TASK REQUIREMENTS - From the listing below, extract each entry exactly as written, minus the images.

SUPPLIED RECORDS -
==================================================

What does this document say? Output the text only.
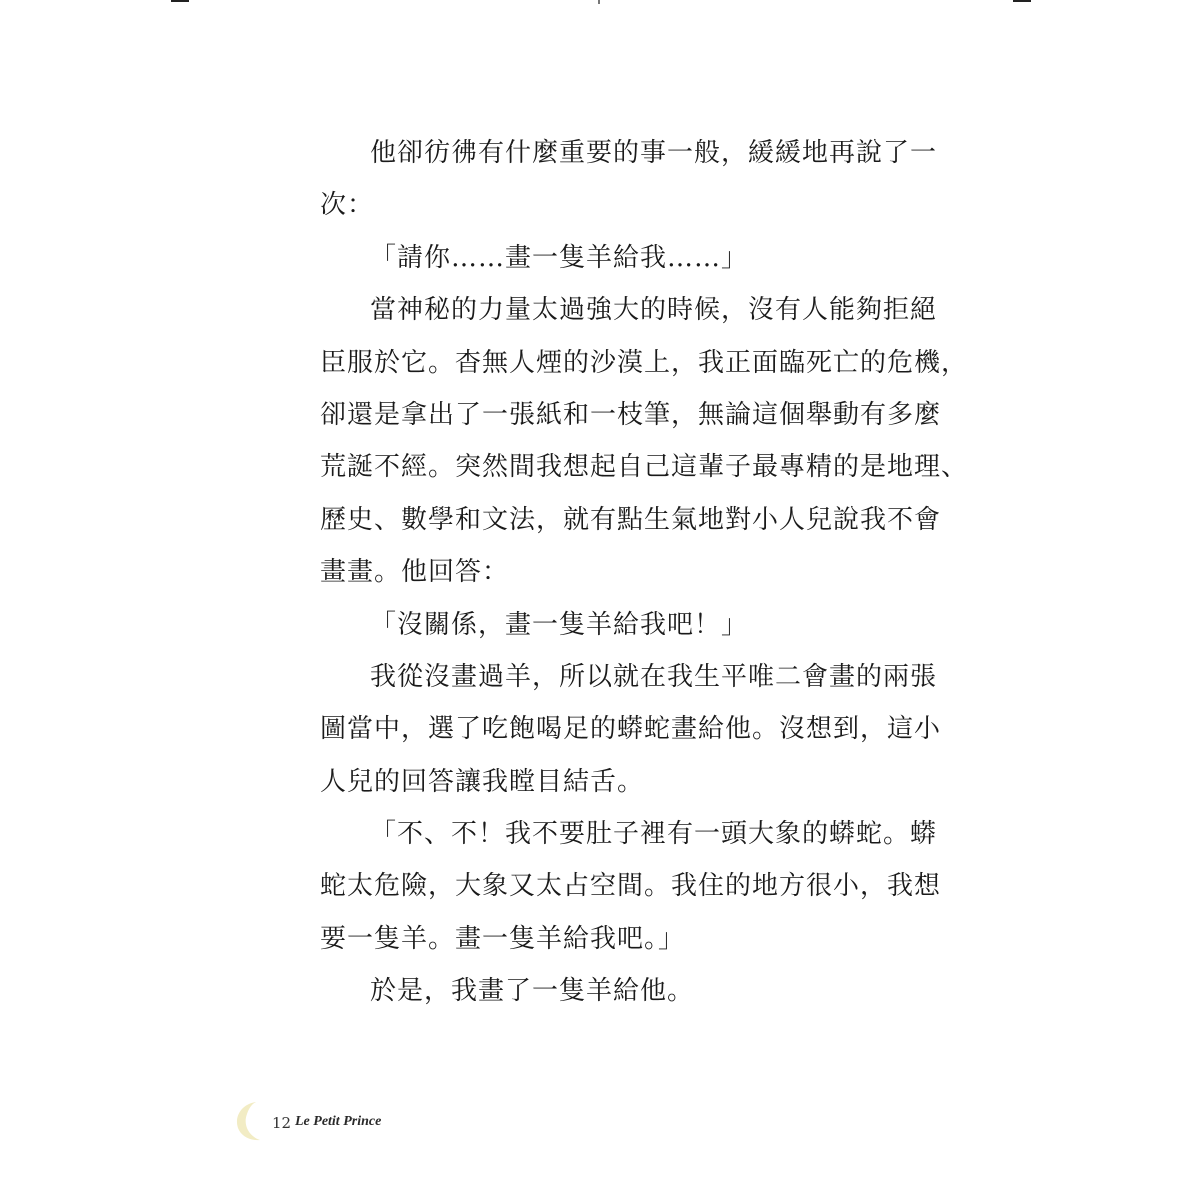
他卻彷彿有什麼重要的事一般，緩緩地再說了一
次：
「請你……畫一隻羊給我……」
當神秘的力量太過強大的時候，沒有人能夠拒絕
臣服於它。杳無人煙的沙漠上，我正面臨死亡的危機，
卻還是拿出了一張紙和一枝筆，無論這個舉動有多麼
荒誕不經。突然間我想起自己這輩子最專精的是地理、
歷史、數學和文法，就有點生氣地對小人兒說我不會
畫畫。他回答：
「沒關係，畫一隻羊給我吧！」
我從沒畫過羊，所以就在我生平唯二會畫的兩張
圖當中，選了吃飽喝足的蟒蛇畫給他。沒想到，這小
人兒的回答讓我瞠目結舌。
「不、不！我不要肚子裡有一頭大象的蟒蛇。蟒
蛇太危險，大象又太占空間。我住的地方很小，我想
要一隻羊。畫一隻羊給我吧。」
於是，我畫了一隻羊給他。
12 Le Petit Prince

==================================================

RESULT OF THE TASK -
What does this document say? Output the text only.
他卻彷彿有什麼重要的事一般，緩緩地再說了一
次：
「請你……畫一隻羊給我……」
當神秘的力量太過強大的時候，沒有人能夠拒絕
臣服於它。杳無人煙的沙漠上，我正面臨死亡的危機，
卻還是拿出了一張紙和一枝筆，無論這個舉動有多麼
荒誕不經。突然間我想起自己這輩子最專精的是地理、
歷史、數學和文法，就有點生氣地對小人兒說我不會
畫畫。他回答：
「沒關係，畫一隻羊給我吧！」
我從沒畫過羊，所以就在我生平唯二會畫的兩張
圖當中，選了吃飽喝足的蟒蛇畫給他。沒想到，這小
人兒的回答讓我瞠目結舌。
「不、不！我不要肚子裡有一頭大象的蟒蛇。蟒
蛇太危險，大象又太占空間。我住的地方很小，我想
要一隻羊。畫一隻羊給我吧。」
於是，我畫了一隻羊給他。
12 Le Petit Prince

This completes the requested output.